
      What is even more terrible is the way all the union leaderships also totally lose touch with reality and the people they are supposed to represent. They all have gigantic salaries paid by their members, and offer themselves lavish extravagant luxuries that easily could beat those of most of our country’s top corporations top management’s.


  3. Do we need even more reasons to diversify the State’s economy away from Boeing? Make it more business friendly, especially for small business?

    Both the IAM AND the state legislature will cave in to keep an ever decreasing number of Boeing jobs here, (with increasingly lower rates of compensation), against all logic.

  4. I could see a case for voting no now in order to improve the SC complex’s chances of getting the NMA/MOM/797 business, then once that is locked in (i.e. factory built and manufacturing in progress) approving a union since Boeing will have lost leverage at that point.

    it is highly likely IAM knew they were going to lose by a lot and just barely possible that they went forward with the vote as part of a longer game.

    As far as the votes of the line workers themselves, that is deep trump country and they have fully drunk the GOP’s anti-union kool aide.

    • I am apolitical and nonpartisan and believe that your comment tying recent politics and anti-union sentiment together puts, as some say, lipstick on a pig. Anti-union sentiment is historically deeply entrenched in SC. I was born and raised there and remember my father coming home (some 45+ years ago) and telling me about being (gun) shot at by union members when they feared he was going to take a job that that they thought would help break a union strike. This violence against “neighbors” was decidedly against southern culture and contributed to a decline in union support. I believe my recounting to be true, historic, factual and confirmable in general. The current “climate” was decades in building and shouldn’t be attributed to “weather”.

  5. Dan F. and others — “Deep cultural and identity issues”? Are you kidding? I’m not from South Carolina, but you may want to take the time to try to really understand people who are different from you. They may actually have legitimate motivations and convictions that don’t align with yours. Kool Aid comes in many flavors, and even those who did not vote for Trump are not immune from its toxic effects.

DATASET RECORDS:
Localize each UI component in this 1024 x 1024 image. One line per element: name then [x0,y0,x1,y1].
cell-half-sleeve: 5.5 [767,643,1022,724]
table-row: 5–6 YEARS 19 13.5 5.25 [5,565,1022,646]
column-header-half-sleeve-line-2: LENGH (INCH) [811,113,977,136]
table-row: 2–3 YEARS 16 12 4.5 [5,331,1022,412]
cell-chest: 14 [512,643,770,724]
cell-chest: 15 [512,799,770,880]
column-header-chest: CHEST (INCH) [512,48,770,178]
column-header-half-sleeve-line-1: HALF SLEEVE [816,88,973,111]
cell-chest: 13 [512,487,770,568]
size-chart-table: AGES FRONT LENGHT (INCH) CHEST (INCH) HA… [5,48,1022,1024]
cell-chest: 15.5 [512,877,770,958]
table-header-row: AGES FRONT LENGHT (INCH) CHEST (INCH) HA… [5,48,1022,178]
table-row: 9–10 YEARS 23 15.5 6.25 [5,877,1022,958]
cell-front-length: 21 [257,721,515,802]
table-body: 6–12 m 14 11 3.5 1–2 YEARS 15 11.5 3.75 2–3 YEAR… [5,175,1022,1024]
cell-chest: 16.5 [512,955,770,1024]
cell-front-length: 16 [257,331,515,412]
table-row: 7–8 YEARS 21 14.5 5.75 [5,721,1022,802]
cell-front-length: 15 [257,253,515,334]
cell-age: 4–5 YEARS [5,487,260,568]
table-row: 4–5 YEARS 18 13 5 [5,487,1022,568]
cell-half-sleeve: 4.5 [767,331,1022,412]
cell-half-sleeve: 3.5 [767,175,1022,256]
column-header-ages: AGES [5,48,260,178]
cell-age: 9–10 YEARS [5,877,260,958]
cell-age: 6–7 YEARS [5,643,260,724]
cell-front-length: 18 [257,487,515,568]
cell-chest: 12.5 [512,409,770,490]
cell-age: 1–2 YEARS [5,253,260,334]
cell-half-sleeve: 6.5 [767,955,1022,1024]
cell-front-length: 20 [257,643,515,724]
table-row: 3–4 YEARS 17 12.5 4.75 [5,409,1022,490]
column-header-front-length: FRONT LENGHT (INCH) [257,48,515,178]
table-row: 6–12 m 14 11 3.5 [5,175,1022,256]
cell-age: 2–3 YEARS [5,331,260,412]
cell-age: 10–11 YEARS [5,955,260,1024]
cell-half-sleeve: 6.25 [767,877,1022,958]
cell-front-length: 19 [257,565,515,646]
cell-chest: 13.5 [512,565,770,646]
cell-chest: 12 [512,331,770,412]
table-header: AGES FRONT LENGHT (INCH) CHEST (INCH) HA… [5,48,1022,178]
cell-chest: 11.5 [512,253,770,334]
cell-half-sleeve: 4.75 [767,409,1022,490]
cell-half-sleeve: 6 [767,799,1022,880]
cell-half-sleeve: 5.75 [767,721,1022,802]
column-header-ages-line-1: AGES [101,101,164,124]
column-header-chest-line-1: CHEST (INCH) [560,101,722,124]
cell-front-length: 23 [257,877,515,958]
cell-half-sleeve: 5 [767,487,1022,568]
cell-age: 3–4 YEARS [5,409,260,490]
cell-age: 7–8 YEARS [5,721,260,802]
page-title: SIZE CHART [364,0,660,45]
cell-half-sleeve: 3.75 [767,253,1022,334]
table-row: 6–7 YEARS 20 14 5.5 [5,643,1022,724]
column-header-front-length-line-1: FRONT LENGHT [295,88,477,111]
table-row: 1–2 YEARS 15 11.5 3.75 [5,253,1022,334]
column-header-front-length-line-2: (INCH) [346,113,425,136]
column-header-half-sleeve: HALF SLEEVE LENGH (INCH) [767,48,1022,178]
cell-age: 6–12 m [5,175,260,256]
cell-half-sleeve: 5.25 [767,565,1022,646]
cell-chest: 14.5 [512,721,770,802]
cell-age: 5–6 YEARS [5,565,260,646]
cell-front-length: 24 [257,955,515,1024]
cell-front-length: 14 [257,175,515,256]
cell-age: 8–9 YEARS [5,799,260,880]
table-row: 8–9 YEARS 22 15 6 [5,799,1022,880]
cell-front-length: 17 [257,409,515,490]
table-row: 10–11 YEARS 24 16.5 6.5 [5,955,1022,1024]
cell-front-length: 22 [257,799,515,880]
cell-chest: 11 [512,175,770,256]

ASSIGNMENT 1:
Answer these questions from the comments on the Boeing union vote, one line each.
(a) According to the comments, what do union leaderships have paid by their members?
(b) Which three names are given for the business the SC complex might get?
(c) About how many years ago did the commenter's father come home and tell of being shot at?
ASSIGNMENT 2:
Reproduce the passage from the comments on the Boeing union vote, starting with "3. Do we need" and going on through "against all logic.".

EXERCISE OUTPUT 1:
(a) Gigantic salaries
(b) NMA, MOM and 797
(c) Some 45+ years ago

EXERCISE OUTPUT 2:
3. Do we need even more reasons to diversify the State’s economy away from Boeing? Make it more business friendly, especially for small business?

    Both the IAM AND the state legislature will cave in to keep an ever decreasing number of Boeing jobs here, (with increasingly lower rates of compensation), against all logic.